§ **Task to complete**: Show every line in the records below that contains the word "นโคจรแห".

+--

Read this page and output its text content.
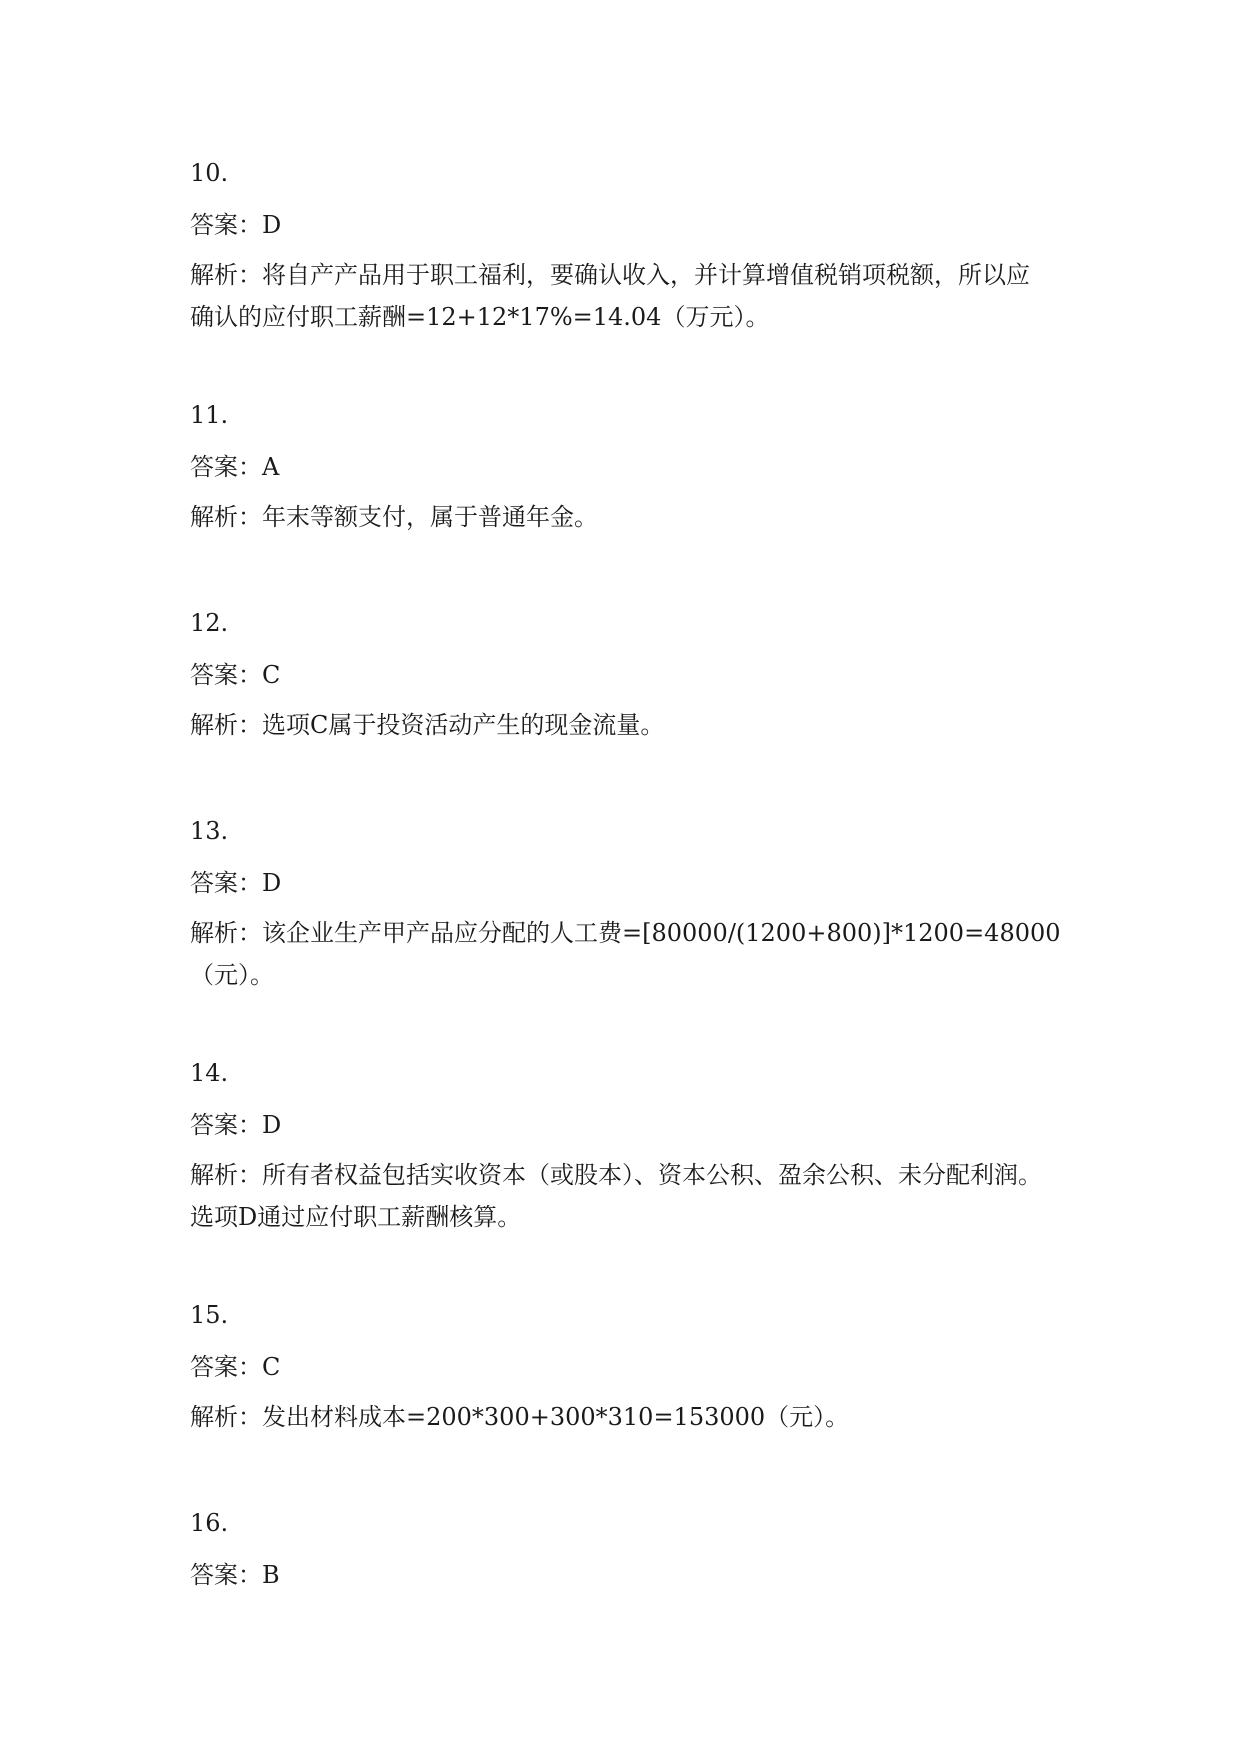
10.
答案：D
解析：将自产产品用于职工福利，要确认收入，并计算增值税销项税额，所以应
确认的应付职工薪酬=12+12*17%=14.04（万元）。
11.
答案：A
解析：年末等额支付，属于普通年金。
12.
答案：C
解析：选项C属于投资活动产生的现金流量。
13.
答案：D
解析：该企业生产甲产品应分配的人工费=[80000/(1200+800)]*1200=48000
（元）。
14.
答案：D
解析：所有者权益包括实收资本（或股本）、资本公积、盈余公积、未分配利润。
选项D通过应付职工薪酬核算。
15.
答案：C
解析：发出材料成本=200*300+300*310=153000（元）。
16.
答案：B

+--

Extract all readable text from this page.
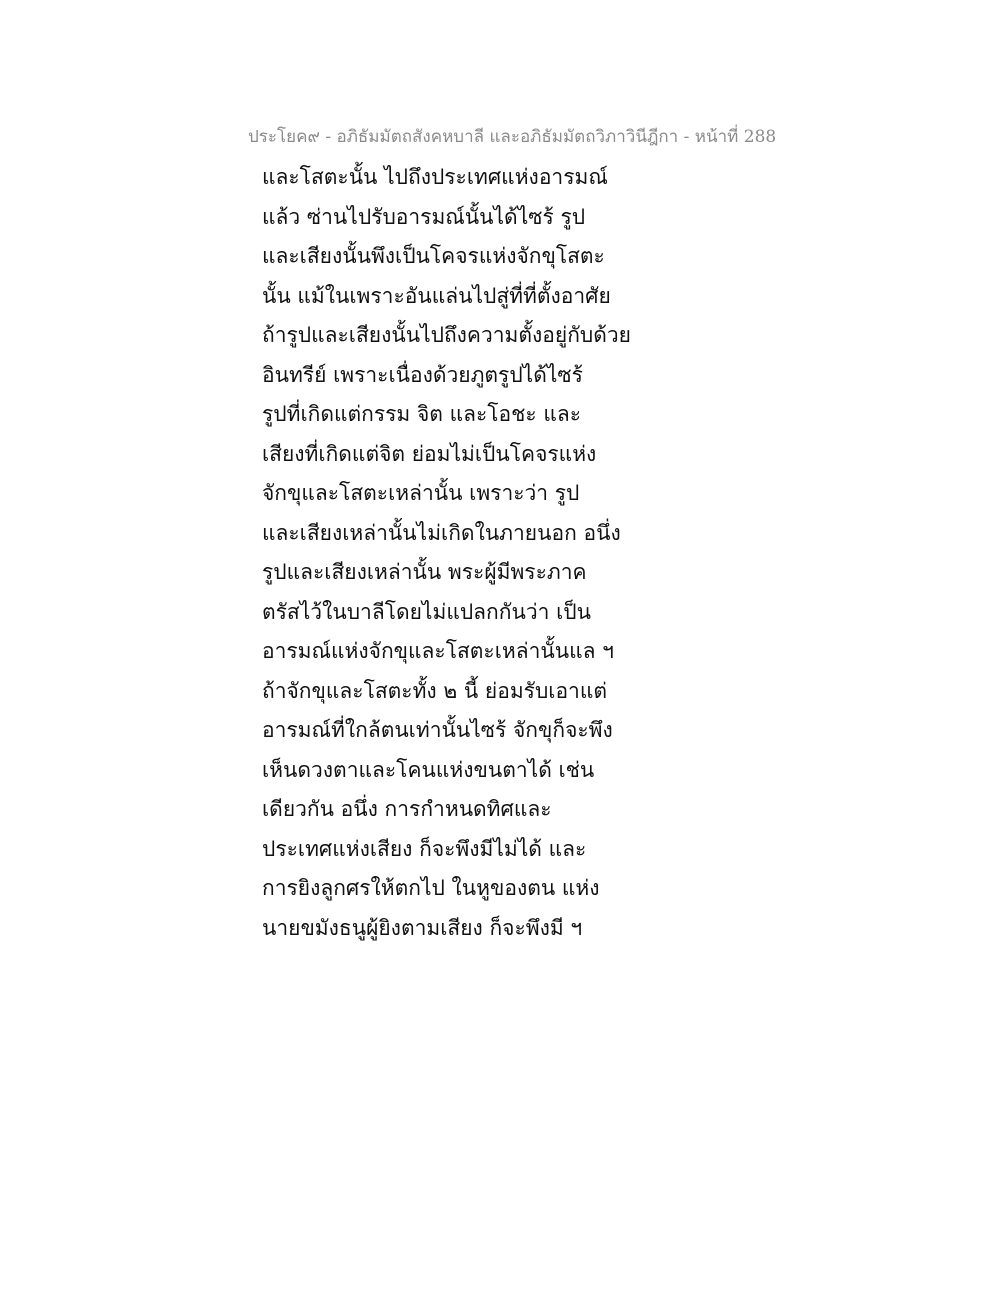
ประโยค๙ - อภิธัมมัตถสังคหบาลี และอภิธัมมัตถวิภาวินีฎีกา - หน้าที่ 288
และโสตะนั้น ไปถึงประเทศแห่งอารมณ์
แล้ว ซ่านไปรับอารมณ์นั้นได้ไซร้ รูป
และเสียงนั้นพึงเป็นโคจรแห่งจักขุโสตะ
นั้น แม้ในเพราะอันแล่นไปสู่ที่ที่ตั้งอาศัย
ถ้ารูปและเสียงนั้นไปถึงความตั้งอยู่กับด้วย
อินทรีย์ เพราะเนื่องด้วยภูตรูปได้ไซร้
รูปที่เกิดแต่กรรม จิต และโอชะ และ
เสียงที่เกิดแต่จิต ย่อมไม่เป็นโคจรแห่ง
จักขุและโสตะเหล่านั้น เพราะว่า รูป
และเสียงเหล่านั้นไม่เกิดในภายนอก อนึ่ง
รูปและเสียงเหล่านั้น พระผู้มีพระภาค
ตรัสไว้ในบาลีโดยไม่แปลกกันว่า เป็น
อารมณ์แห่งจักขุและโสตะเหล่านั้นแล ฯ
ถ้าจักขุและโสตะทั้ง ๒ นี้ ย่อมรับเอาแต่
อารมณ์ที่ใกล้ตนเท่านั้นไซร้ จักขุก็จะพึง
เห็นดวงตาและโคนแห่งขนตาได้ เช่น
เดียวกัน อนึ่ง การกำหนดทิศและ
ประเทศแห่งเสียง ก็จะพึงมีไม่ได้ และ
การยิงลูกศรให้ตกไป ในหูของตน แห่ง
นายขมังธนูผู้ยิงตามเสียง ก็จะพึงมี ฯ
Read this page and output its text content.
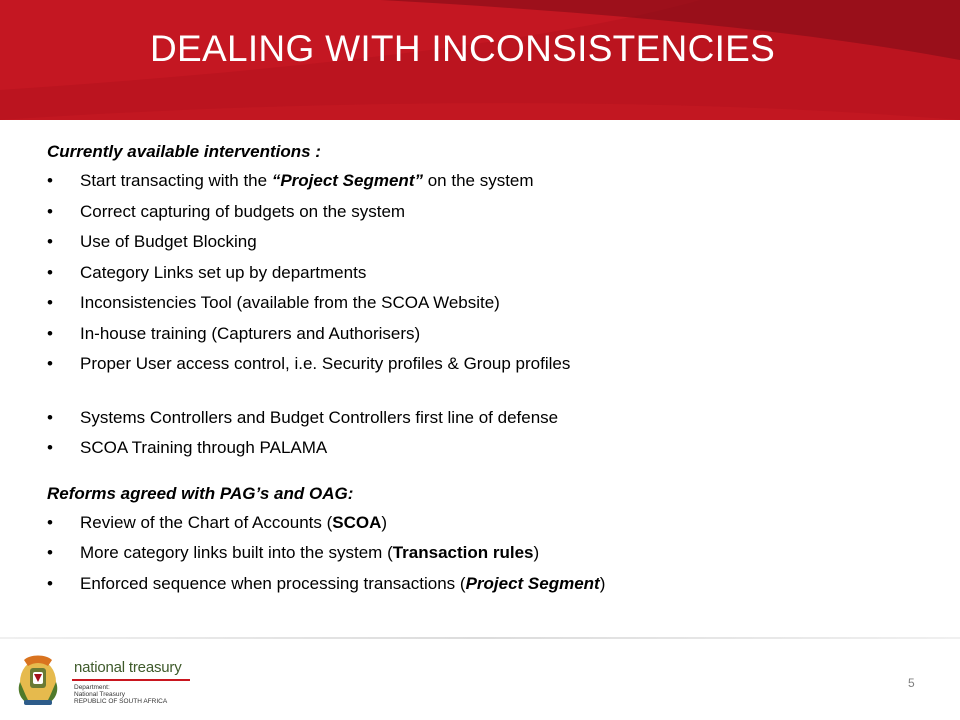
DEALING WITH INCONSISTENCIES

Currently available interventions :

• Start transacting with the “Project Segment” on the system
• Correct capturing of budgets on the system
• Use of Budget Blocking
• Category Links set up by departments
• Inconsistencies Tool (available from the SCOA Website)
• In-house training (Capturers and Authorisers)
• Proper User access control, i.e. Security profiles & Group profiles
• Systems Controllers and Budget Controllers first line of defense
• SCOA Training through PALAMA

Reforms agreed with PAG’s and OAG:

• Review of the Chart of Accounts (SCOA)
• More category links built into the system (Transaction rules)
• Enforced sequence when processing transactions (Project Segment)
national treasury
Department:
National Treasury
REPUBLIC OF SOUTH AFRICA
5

+--

§ **The output**:
และเสียงนั้นพึงเป็นโคจรแห่งจักขุโสตะ
เสียงที่เกิดแต่จิต ย่อมไม่เป็นโคจรแห่ง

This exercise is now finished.